WHAT IS EXPECTED: Only the lines from the one containing "Extract the chart's" through the end of the entries should be repeated, exactly as they appear, first and last included.
>> BEGIN RAW DATA
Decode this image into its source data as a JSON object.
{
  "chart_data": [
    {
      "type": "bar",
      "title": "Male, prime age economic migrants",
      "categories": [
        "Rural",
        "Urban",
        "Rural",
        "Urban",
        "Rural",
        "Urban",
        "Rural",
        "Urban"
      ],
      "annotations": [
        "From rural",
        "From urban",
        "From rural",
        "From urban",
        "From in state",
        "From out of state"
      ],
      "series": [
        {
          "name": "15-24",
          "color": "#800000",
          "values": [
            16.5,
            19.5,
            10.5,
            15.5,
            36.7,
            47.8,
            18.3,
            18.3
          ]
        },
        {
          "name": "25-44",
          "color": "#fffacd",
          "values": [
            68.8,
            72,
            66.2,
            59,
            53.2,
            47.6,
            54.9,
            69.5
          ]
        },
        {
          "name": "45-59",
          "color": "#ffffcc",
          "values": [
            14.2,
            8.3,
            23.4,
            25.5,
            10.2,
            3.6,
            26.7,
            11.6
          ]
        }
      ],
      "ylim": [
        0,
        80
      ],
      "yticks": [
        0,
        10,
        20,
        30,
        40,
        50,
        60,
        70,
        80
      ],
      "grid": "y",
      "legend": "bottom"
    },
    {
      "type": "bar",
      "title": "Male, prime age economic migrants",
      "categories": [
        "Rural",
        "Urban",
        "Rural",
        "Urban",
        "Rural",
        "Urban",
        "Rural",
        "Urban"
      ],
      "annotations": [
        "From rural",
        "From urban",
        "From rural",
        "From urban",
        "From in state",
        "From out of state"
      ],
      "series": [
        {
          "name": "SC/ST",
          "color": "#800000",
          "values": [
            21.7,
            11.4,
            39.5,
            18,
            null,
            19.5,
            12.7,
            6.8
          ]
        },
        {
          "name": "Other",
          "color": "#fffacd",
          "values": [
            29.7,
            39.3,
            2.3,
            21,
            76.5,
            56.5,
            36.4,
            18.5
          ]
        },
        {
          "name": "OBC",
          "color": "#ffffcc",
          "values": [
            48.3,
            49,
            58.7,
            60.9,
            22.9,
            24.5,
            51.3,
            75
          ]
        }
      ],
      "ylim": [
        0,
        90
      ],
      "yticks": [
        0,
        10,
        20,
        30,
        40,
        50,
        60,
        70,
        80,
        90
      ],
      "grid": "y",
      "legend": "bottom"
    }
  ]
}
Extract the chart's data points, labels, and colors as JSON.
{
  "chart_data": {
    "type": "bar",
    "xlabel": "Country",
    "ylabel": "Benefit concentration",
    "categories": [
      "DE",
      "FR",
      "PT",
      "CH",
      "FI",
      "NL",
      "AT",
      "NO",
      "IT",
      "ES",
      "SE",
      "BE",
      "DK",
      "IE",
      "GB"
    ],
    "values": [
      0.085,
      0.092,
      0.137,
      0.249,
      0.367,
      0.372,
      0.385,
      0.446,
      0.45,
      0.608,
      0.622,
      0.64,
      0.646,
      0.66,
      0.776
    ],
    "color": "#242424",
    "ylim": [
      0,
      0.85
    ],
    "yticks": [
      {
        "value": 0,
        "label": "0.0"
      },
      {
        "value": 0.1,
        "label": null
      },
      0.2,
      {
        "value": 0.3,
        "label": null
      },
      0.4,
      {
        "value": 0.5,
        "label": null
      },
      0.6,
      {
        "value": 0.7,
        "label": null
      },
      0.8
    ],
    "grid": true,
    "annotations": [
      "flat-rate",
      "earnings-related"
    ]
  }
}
>> END RAW DATA
COMPLETE OUTPUT:
Extract the chart's data points, labels, and colors as JSON.
{
  "chart_data": {
    "type": "bar",
    "xlabel": "Country",
    "ylabel": "Benefit concentration",
    "categories": [
      "DE",
      "FR",
      "PT",
      "CH",
      "FI",
      "NL",
      "AT",
      "NO",
      "IT",
      "ES",
      "SE",
      "BE",
      "DK",
      "IE",
      "GB"
    ],
    "values": [
      0.085,
      0.092,
      0.137,
      0.249,
      0.367,
      0.372,
      0.385,
      0.446,
      0.45,
      0.608,
      0.622,
      0.64,
      0.646,
      0.66,
      0.776
    ],
    "color": "#242424",
    "ylim": [
      0,
      0.85
    ],
    "yticks": [
      {
        "value": 0,
        "label": "0.0"
      },
      {
        "value": 0.1,
        "label": null
      },
      0.2,
      {
        "value": 0.3,
        "label": null
      },
      0.4,
      {
        "value": 0.5,
        "label": null
      },
      0.6,
      {
        "value": 0.7,
        "label": null
      },
      0.8
    ],
    "grid": true,
    "annotations": [
      "flat-rate",
      "earnings-related"
    ]
  }
}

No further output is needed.